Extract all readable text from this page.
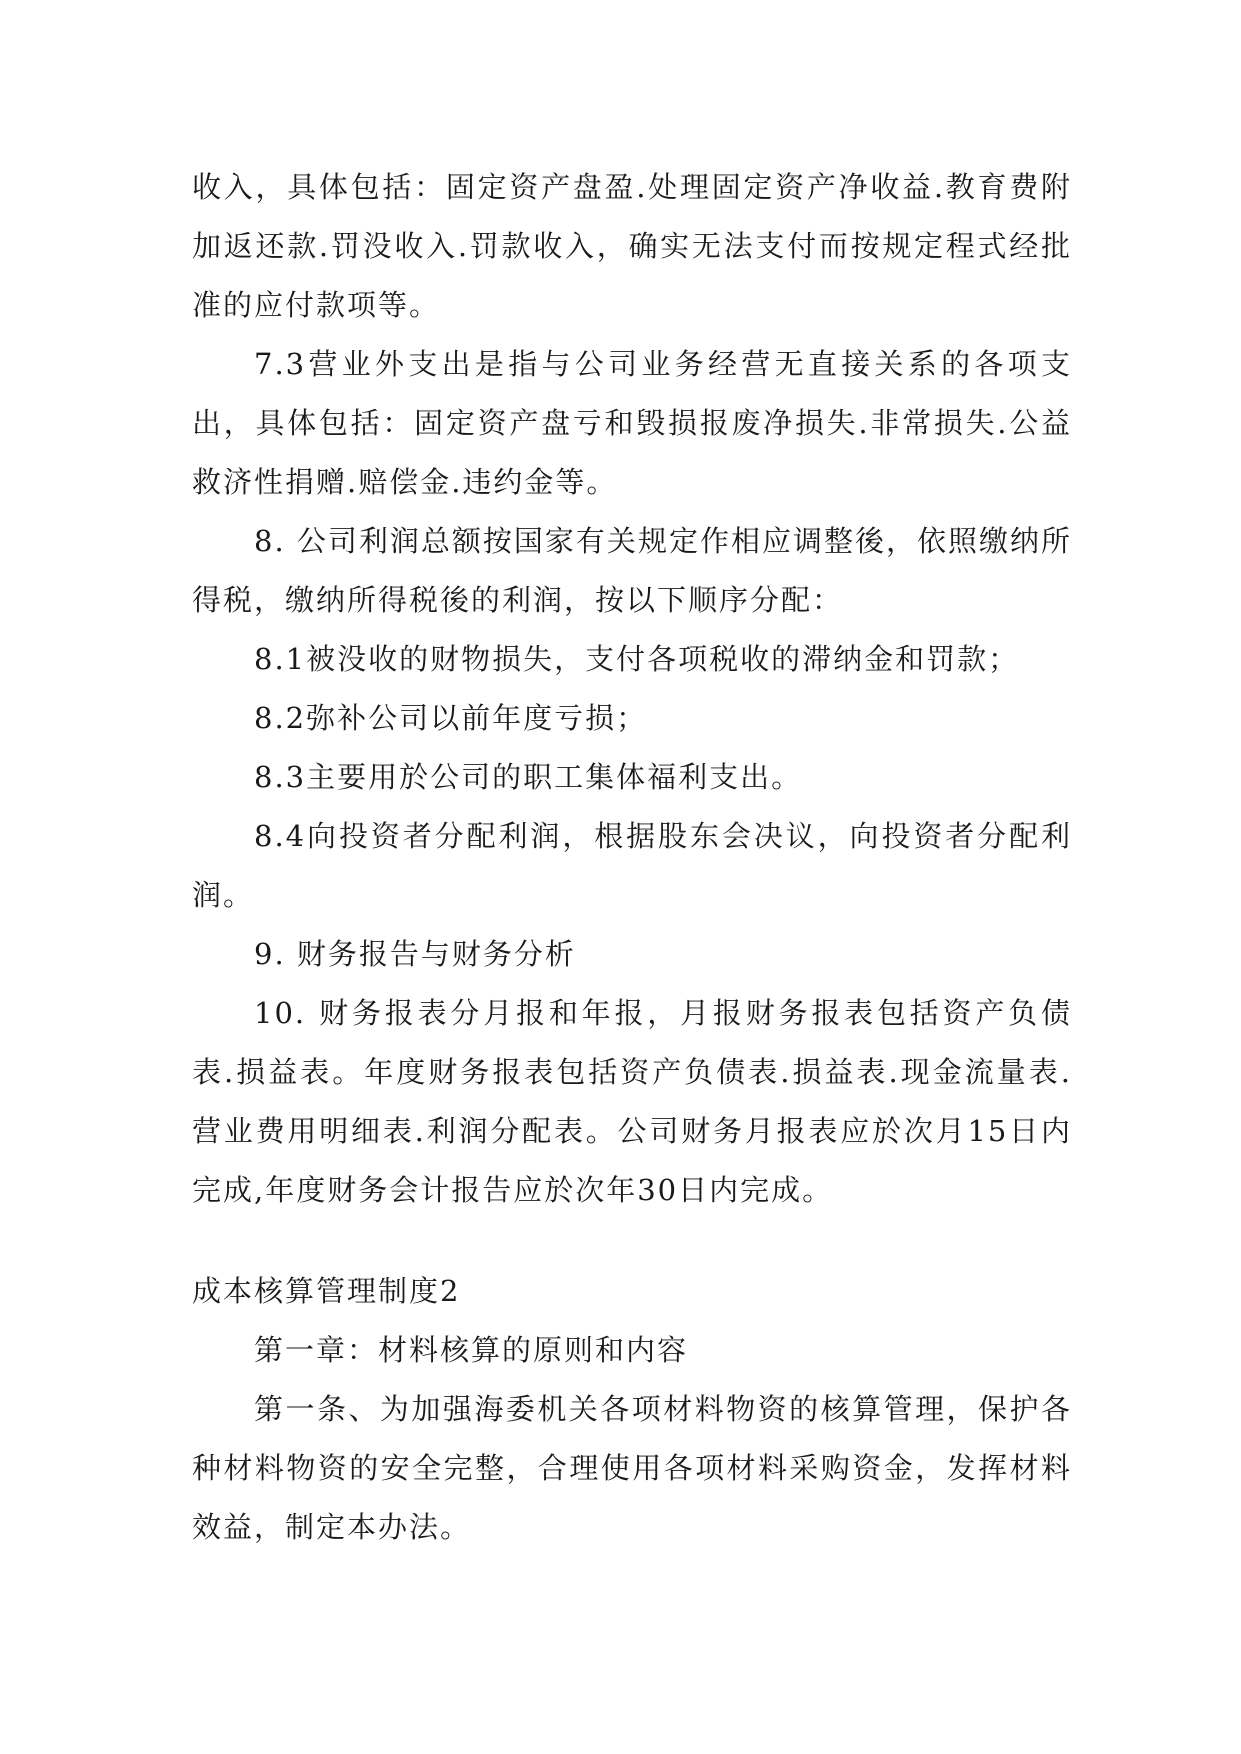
收入，具体包括：固定资产盘盈.处理固定资产净收益.教育费附加返还款.罚没收入.罚款收入，确实无法支付而按规定程式经批准的应付款项等。

7.3营业外支出是指与公司业务经营无直接关系的各项支出，具体包括：固定资产盘亏和毁损报废净损失.非常损失.公益救济性捐赠.赔偿金.违约金等。

8. 公司利润总额按国家有关规定作相应调整後，依照缴纳所得税，缴纳所得税後的利润，按以下顺序分配：

8.1被没收的财物损失，支付各项税收的滞纳金和罚款；

8.2弥补公司以前年度亏损；

8.3主要用於公司的职工集体福利支出。

8.4向投资者分配利润，根据股东会决议，向投资者分配利润。

9. 财务报告与财务分析

10. 财务报表分月报和年报，月报财务报表包括资产负债表.损益表。年度财务报表包括资产负债表.损益表.现金流量表.营业费用明细表.利润分配表。公司财务月报表应於次月15日内完成,年度财务会计报告应於次年30日内完成。

成本核算管理制度2

第一章：材料核算的原则和内容

第一条、为加强海委机关各项材料物资的核算管理，保护各种材料物资的安全完整，合理使用各项材料采购资金，发挥材料效益，制定本办法。
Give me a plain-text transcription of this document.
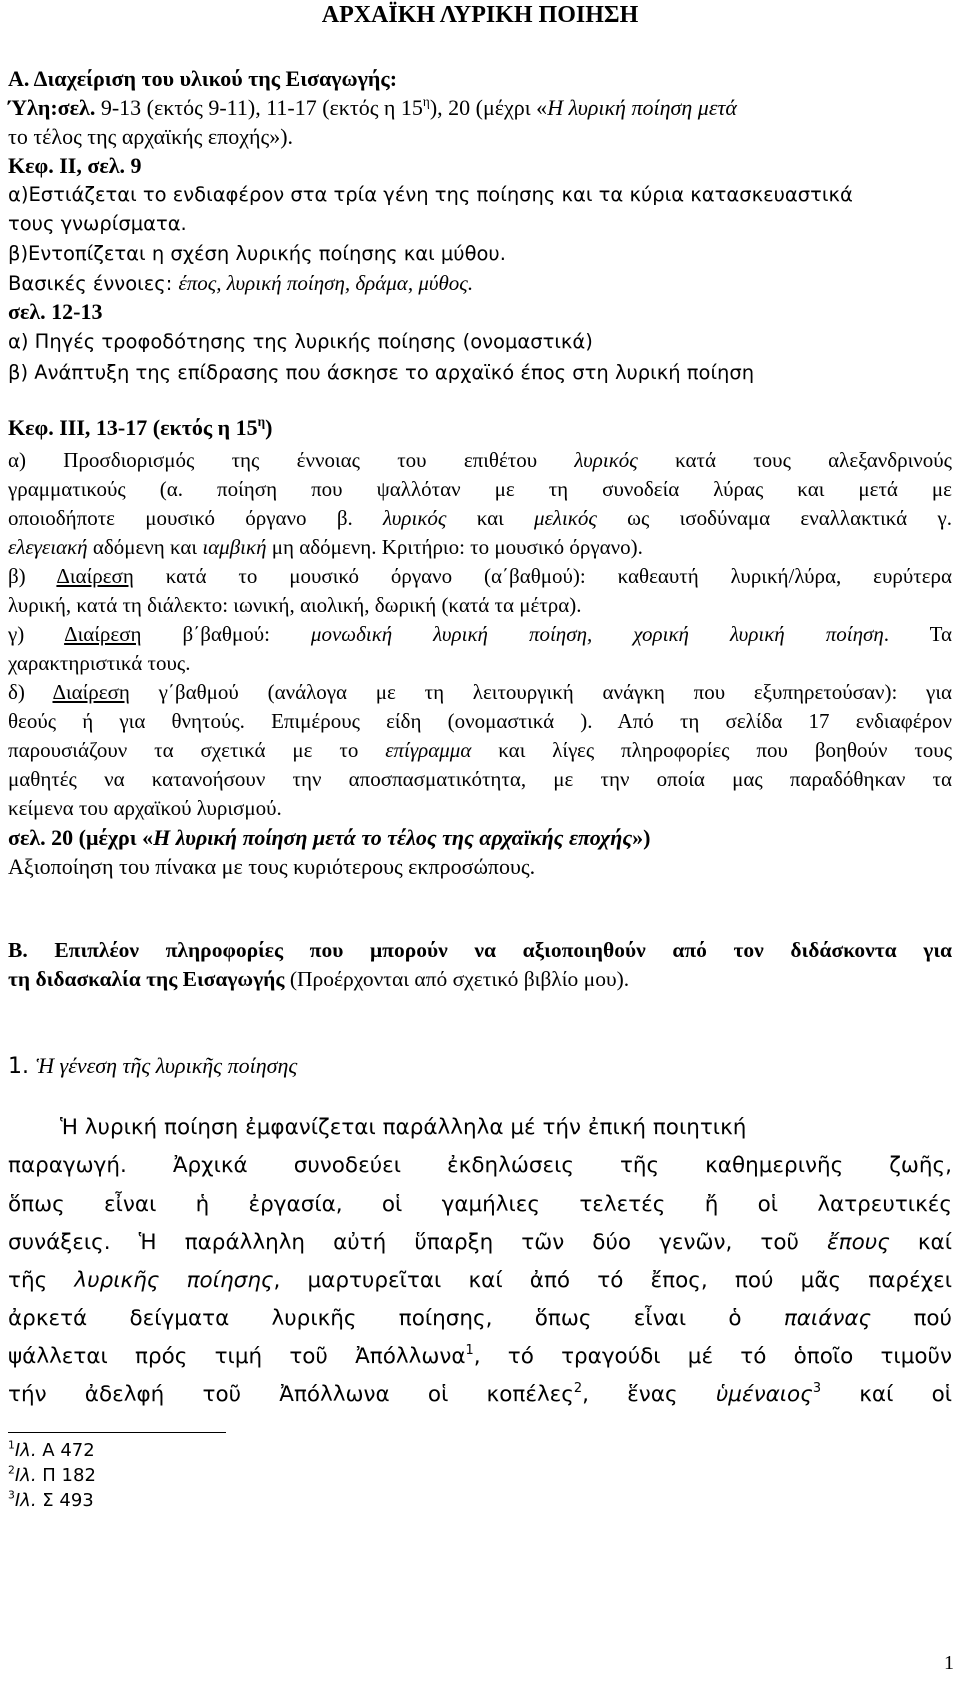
ΑΡΧΑΪΚΗ ΛΥΡΙΚΗ ΠΟΙΗΣΗ
Α. Διαχείριση του υλικού της Εισαγωγής:
Ύλη:σελ. 9-13 (εκτός 9-11), 11-17 (εκτός η $15^\eta$), 20 (μέχρι «Η λυρική ποίηση μετά
το τέλος της αρχαϊκής εποχής»).
Κεφ. ΙΙ, σελ. 9
α)Εστιάζεται το ενδιαφέρον στα τρία γένη της ποίησης και τα κύρια κατασκευαστικά
τους γνωρίσματα.
β)Εντοπίζεται η σχέση λυρικής ποίησης και μύθου.
Βασικές έννοιες: έπος, λυρική ποίηση, δράμα, μύθος.
σελ. 12-13
α) Πηγές τροφοδότησης της λυρικής ποίησης (ονομαστικά)
β) Ανάπτυξη της επίδρασης που άσκησε το αρχαϊκό έπος στη λυρική ποίηση
Κεφ. ΙΙΙ, 13-17 (εκτός η $15^\eta$)
α) Προσδιορισμός της έννοιας του επιθέτου λυρικός κατά τους αλεξανδρινούς
γραμματικούς (α. ποίηση που ψαλλόταν με τη συνοδεία λύρας και μετά με
οποιοδήποτε μουσικό όργανο β. λυρικός και μελικός ως ισοδύναμα εναλλακτικά γ.
ελεγειακή αδόμενη και ιαμβική μη αδόμενη. Κριτήριο: το μουσικό όργανο).
β) Διαίρεση κατά το μουσικό όργανο (α΄βαθμού): καθεαυτή λυρική/λύρα, ευρύτερα
λυρική, κατά τη διάλεκτο: ιωνική, αιολική, δωρική (κατά τα μέτρα).
γ) Διαίρεση β΄βαθμού: μονωδική λυρική ποίηση, χορική λυρική ποίηση. Τα
χαρακτηριστικά τους.
δ) Διαίρεση γ΄βαθμού (ανάλογα με τη λειτουργική ανάγκη που εξυπηρετούσαν): για
θεούς ή για θνητούς. Επιμέρους είδη (ονομαστικά ). Από τη σελίδα 17 ενδιαφέρον
παρουσιάζουν τα σχετικά με το επίγραμμα και λίγες πληροφορίες που βοηθούν τους
μαθητές να κατανοήσουν την αποσπασματικότητα, με την οποία μας παραδόθηκαν τα
κείμενα του αρχαϊκού λυρισμού.
σελ. 20 (μέχρι «Η λυρική ποίηση μετά το τέλος της αρχαϊκής εποχής»)
Αξιοποίηση του πίνακα με τους κυριότερους εκπροσώπους.
Β. Επιπλέον πληροφορίες που μπορούν να αξιοποιηθούν από τον διδάσκοντα για
τη διδασκαλία της Εισαγωγής (Προέρχονται από σχετικό βιβλίο μου).
1. Ἡ γένεση τῆς λυρικῆς ποίησης
Ἡ λυρική ποίηση ἐμφανίζεται παράλληλα μέ τήν ἐπική ποιητική
παραγωγή. Ἀρχικά συνοδεύει ἐκδηλώσεις τῆς καθημερινῆς ζωῆς,
ὅπως εἶναι ἡ ἐργασία, οἱ γαμήλιες τελετές ἤ οἱ λατρευτικές
συνάξεις. Ἡ παράλληλη αὐτή ὕπαρξη τῶν δύο γενῶν, τοῦ ἔπους καί
τῆς λυρικῆς ποίησης, μαρτυρεῖται καί ἀπό τό ἔπος, πού μᾶς παρέχει
ἀρκετά δείγματα λυρικῆς ποίησης, ὅπως εἶναι ὁ παιάνας πού
ψάλλεται πρός τιμή τοῦ Ἀπόλλωνα$^1$, τό τραγούδι μέ τό ὁποῖο τιμοῦν
τήν ἀδελφή τοῦ Ἀπόλλωνα οἱ κοπέλες$^2$, ἕνας ὑμέναιος$^3$ καί οἱ
$^1$Ιλ. Α 472
$^2$Ιλ. Π 182
$^3$Ιλ. Σ 493
1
════════
▶ Exercise brief
Count up the lines in the listing that hold the word "μετά", and give that number only.

▶ Solution for this exercise
3